> [Short problem]: Reproduce the material in full, unchanged.

Figure record listings:
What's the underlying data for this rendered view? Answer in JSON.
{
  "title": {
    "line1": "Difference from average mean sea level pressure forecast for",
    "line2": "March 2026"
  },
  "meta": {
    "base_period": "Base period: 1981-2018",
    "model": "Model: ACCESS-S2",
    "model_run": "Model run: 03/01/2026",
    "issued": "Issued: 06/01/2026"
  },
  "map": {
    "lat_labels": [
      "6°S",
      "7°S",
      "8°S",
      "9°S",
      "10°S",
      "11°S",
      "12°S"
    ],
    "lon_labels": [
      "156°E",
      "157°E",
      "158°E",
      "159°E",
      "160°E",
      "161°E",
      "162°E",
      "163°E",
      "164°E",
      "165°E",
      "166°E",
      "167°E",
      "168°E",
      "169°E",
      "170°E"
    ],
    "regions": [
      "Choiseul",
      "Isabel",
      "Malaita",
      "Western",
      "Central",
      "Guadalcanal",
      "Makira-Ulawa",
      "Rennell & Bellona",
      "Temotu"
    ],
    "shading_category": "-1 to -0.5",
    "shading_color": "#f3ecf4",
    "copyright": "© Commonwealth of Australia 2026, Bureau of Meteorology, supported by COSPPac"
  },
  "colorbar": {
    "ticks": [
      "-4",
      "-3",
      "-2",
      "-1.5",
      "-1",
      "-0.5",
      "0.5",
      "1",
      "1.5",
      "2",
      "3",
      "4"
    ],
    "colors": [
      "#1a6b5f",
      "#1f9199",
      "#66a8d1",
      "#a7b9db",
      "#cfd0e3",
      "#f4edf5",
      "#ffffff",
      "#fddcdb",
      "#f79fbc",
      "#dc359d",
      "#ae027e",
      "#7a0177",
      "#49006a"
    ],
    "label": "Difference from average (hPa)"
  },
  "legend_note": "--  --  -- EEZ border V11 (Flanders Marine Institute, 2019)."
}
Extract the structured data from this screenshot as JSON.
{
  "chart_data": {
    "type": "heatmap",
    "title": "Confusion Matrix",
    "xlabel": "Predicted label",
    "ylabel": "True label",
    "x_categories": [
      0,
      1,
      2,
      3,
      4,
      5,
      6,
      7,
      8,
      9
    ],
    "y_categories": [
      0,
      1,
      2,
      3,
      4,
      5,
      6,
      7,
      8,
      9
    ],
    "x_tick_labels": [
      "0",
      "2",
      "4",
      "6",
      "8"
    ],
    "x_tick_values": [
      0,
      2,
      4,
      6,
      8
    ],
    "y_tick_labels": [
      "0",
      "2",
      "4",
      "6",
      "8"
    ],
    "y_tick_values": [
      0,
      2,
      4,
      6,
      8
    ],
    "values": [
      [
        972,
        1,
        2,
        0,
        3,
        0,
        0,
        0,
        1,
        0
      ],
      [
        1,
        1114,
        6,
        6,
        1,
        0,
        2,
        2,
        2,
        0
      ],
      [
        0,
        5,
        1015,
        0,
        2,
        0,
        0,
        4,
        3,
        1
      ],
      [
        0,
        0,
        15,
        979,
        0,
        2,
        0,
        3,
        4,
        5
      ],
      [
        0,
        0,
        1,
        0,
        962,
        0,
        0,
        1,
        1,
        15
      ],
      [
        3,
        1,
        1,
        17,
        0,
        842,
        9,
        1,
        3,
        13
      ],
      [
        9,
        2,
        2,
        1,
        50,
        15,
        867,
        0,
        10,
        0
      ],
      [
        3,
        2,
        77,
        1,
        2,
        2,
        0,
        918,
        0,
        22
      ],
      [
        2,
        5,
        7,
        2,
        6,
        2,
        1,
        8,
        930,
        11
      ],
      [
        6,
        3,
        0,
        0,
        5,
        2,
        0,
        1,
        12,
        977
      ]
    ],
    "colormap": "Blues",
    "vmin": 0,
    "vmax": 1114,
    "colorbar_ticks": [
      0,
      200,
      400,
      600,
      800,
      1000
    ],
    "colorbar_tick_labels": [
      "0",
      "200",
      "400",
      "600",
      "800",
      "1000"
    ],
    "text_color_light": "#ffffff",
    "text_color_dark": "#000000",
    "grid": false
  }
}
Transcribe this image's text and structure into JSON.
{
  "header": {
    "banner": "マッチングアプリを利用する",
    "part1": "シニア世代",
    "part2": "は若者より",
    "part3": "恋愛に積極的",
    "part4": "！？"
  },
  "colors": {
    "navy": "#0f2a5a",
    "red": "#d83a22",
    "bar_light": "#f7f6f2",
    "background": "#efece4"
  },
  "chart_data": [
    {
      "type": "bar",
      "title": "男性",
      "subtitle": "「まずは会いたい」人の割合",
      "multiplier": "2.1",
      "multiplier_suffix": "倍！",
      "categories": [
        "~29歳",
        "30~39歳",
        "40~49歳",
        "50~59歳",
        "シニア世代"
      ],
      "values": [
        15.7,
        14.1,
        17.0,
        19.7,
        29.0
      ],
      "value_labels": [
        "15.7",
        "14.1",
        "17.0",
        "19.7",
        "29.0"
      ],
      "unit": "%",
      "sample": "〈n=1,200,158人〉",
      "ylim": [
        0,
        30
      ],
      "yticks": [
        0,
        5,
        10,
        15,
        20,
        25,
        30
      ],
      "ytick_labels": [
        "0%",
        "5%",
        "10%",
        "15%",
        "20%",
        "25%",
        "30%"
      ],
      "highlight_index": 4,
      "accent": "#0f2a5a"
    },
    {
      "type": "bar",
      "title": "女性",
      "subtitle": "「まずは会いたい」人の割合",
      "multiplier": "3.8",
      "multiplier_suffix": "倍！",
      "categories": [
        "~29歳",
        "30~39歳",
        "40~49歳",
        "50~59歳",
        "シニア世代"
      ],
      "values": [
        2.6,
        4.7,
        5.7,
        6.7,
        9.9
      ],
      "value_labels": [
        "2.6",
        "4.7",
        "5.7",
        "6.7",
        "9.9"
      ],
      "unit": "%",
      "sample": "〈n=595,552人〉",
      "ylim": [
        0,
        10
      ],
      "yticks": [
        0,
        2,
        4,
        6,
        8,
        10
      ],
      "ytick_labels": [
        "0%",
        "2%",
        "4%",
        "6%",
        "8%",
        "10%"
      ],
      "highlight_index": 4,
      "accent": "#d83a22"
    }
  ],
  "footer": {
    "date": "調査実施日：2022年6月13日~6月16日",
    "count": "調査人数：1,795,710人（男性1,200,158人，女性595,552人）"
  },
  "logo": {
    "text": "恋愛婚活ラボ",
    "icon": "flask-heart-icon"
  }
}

> [Task output]:
What's the underlying data for this rendered view? Answer in JSON.
{
  "title": {
    "line1": "Difference from average mean sea level pressure forecast for",
    "line2": "March 2026"
  },
  "meta": {
    "base_period": "Base period: 1981-2018",
    "model": "Model: ACCESS-S2",
    "model_run": "Model run: 03/01/2026",
    "issued": "Issued: 06/01/2026"
  },
  "map": {
    "lat_labels": [
      "6°S",
      "7°S",
      "8°S",
      "9°S",
      "10°S",
      "11°S",
      "12°S"
    ],
    "lon_labels": [
      "156°E",
      "157°E",
      "158°E",
      "159°E",
      "160°E",
      "161°E",
      "162°E",
      "163°E",
      "164°E",
      "165°E",
      "166°E",
      "167°E",
      "168°E",
      "169°E",
      "170°E"
    ],
    "regions": [
      "Choiseul",
      "Isabel",
      "Malaita",
      "Western",
      "Central",
      "Guadalcanal",
      "Makira-Ulawa",
      "Rennell & Bellona",
      "Temotu"
    ],
    "shading_category": "-1 to -0.5",
    "shading_color": "#f3ecf4",
    "copyright": "© Commonwealth of Australia 2026, Bureau of Meteorology, supported by COSPPac"
  },
  "colorbar": {
    "ticks": [
      "-4",
      "-3",
      "-2",
      "-1.5",
      "-1",
      "-0.5",
      "0.5",
      "1",
      "1.5",
      "2",
      "3",
      "4"
    ],
    "colors": [
      "#1a6b5f",
      "#1f9199",
      "#66a8d1",
      "#a7b9db",
      "#cfd0e3",
      "#f4edf5",
      "#ffffff",
      "#fddcdb",
      "#f79fbc",
      "#dc359d",
      "#ae027e",
      "#7a0177",
      "#49006a"
    ],
    "label": "Difference from average (hPa)"
  },
  "legend_note": "--  --  -- EEZ border V11 (Flanders Marine Institute, 2019)."
}
Extract the structured data from this screenshot as JSON.
{
  "chart_data": {
    "type": "heatmap",
    "title": "Confusion Matrix",
    "xlabel": "Predicted label",
    "ylabel": "True label",
    "x_categories": [
      0,
      1,
      2,
      3,
      4,
      5,
      6,
      7,
      8,
      9
    ],
    "y_categories": [
      0,
      1,
      2,
      3,
      4,
      5,
      6,
      7,
      8,
      9
    ],
    "x_tick_labels": [
      "0",
      "2",
      "4",
      "6",
      "8"
    ],
    "x_tick_values": [
      0,
      2,
      4,
      6,
      8
    ],
    "y_tick_labels": [
      "0",
      "2",
      "4",
      "6",
      "8"
    ],
    "y_tick_values": [
      0,
      2,
      4,
      6,
      8
    ],
    "values": [
      [
        972,
        1,
        2,
        0,
        3,
        0,
        0,
        0,
        1,
        0
      ],
      [
        1,
        1114,
        6,
        6,
        1,
        0,
        2,
        2,
        2,
        0
      ],
      [
        0,
        5,
        1015,
        0,
        2,
        0,
        0,
        4,
        3,
        1
      ],
      [
        0,
        0,
        15,
        979,
        0,
        2,
        0,
        3,
        4,
        5
      ],
      [
        0,
        0,
        1,
        0,
        962,
        0,
        0,
        1,
        1,
        15
      ],
      [
        3,
        1,
        1,
        17,
        0,
        842,
        9,
        1,
        3,
        13
      ],
      [
        9,
        2,
        2,
        1,
        50,
        15,
        867,
        0,
        10,
        0
      ],
      [
        3,
        2,
        77,
        1,
        2,
        2,
        0,
        918,
        0,
        22
      ],
      [
        2,
        5,
        7,
        2,
        6,
        2,
        1,
        8,
        930,
        11
      ],
      [
        6,
        3,
        0,
        0,
        5,
        2,
        0,
        1,
        12,
        977
      ]
    ],
    "colormap": "Blues",
    "vmin": 0,
    "vmax": 1114,
    "colorbar_ticks": [
      0,
      200,
      400,
      600,
      800,
      1000
    ],
    "colorbar_tick_labels": [
      "0",
      "200",
      "400",
      "600",
      "800",
      "1000"
    ],
    "text_color_light": "#ffffff",
    "text_color_dark": "#000000",
    "grid": false
  }
}
Transcribe this image's text and structure into JSON.
{
  "header": {
    "banner": "マッチングアプリを利用する",
    "part1": "シニア世代",
    "part2": "は若者より",
    "part3": "恋愛に積極的",
    "part4": "！？"
  },
  "colors": {
    "navy": "#0f2a5a",
    "red": "#d83a22",
    "bar_light": "#f7f6f2",
    "background": "#efece4"
  },
  "chart_data": [
    {
      "type": "bar",
      "title": "男性",
      "subtitle": "「まずは会いたい」人の割合",
      "multiplier": "2.1",
      "multiplier_suffix": "倍！",
      "categories": [
        "~29歳",
        "30~39歳",
        "40~49歳",
        "50~59歳",
        "シニア世代"
      ],
      "values": [
        15.7,
        14.1,
        17.0,
        19.7,
        29.0
      ],
      "value_labels": [
        "15.7",
        "14.1",
        "17.0",
        "19.7",
        "29.0"
      ],
      "unit": "%",
      "sample": "〈n=1,200,158人〉",
      "ylim": [
        0,
        30
      ],
      "yticks": [
        0,
        5,
        10,
        15,
        20,
        25,
        30
      ],
      "ytick_labels": [
        "0%",
        "5%",
        "10%",
        "15%",
        "20%",
        "25%",
        "30%"
      ],
      "highlight_index": 4,
      "accent": "#0f2a5a"
    },
    {
      "type": "bar",
      "title": "女性",
      "subtitle": "「まずは会いたい」人の割合",
      "multiplier": "3.8",
      "multiplier_suffix": "倍！",
      "categories": [
        "~29歳",
        "30~39歳",
        "40~49歳",
        "50~59歳",
        "シニア世代"
      ],
      "values": [
        2.6,
        4.7,
        5.7,
        6.7,
        9.9
      ],
      "value_labels": [
        "2.6",
        "4.7",
        "5.7",
        "6.7",
        "9.9"
      ],
      "unit": "%",
      "sample": "〈n=595,552人〉",
      "ylim": [
        0,
        10
      ],
      "yticks": [
        0,
        2,
        4,
        6,
        8,
        10
      ],
      "ytick_labels": [
        "0%",
        "2%",
        "4%",
        "6%",
        "8%",
        "10%"
      ],
      "highlight_index": 4,
      "accent": "#d83a22"
    }
  ],
  "footer": {
    "date": "調査実施日：2022年6月13日~6月16日",
    "count": "調査人数：1,795,710人（男性1,200,158人，女性595,552人）"
  },
  "logo": {
    "text": "恋愛婚活ラボ",
    "icon": "flask-heart-icon"
  }
}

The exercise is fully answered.